[begin LISTING]

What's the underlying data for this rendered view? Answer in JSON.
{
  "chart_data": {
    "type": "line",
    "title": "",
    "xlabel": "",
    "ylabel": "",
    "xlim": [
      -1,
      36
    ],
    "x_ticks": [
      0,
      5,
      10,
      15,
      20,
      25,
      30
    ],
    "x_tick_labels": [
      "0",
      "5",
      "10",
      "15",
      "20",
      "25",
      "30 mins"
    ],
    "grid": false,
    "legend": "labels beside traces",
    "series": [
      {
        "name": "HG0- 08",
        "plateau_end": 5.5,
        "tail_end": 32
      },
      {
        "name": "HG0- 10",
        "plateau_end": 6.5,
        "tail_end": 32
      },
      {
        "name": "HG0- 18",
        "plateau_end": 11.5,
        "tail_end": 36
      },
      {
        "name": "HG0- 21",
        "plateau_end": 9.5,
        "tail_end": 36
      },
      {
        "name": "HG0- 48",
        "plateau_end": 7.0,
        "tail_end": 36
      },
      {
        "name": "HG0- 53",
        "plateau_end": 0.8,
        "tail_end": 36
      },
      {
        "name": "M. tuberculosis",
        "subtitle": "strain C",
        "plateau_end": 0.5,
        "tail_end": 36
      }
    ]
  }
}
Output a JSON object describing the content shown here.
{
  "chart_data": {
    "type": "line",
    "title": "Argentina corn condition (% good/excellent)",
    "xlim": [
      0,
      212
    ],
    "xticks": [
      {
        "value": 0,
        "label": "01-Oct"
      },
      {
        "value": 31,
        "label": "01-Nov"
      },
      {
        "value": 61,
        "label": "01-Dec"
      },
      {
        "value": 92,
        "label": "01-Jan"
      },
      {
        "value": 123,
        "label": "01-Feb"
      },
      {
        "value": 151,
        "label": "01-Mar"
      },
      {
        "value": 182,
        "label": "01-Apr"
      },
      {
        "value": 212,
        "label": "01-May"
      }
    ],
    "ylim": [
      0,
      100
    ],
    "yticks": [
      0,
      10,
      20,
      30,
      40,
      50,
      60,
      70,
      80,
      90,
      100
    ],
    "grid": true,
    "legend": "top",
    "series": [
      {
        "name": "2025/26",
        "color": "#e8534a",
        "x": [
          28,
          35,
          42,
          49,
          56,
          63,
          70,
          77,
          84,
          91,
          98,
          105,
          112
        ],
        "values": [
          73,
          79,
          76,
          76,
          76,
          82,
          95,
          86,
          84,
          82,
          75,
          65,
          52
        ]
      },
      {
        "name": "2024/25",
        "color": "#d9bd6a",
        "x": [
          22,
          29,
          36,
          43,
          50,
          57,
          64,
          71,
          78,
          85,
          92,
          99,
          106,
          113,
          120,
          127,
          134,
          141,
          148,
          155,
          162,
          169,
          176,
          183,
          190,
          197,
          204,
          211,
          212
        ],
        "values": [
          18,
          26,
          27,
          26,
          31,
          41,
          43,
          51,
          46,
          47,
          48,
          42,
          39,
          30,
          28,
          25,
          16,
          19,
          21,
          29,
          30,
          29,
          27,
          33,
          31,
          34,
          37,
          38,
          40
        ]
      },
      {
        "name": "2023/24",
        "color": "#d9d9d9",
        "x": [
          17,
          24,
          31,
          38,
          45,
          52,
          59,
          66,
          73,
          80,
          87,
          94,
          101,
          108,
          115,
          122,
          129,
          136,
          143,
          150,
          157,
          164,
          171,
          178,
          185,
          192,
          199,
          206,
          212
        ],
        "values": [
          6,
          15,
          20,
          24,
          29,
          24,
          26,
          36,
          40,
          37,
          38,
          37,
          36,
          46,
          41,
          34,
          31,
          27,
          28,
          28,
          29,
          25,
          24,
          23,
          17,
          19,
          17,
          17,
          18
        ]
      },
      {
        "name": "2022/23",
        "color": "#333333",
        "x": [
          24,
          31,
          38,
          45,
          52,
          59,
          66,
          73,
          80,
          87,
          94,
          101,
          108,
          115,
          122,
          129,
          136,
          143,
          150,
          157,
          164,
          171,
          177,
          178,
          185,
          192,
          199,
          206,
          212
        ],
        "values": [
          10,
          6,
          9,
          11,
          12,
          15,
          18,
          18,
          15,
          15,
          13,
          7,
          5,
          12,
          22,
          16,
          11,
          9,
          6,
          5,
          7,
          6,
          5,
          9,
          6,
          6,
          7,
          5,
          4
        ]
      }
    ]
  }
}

[end LISTING]

* PROBLEM TO SOLVE
Count the lines above in which the word "name" appears, then state only that count.

* THE ANSWER
11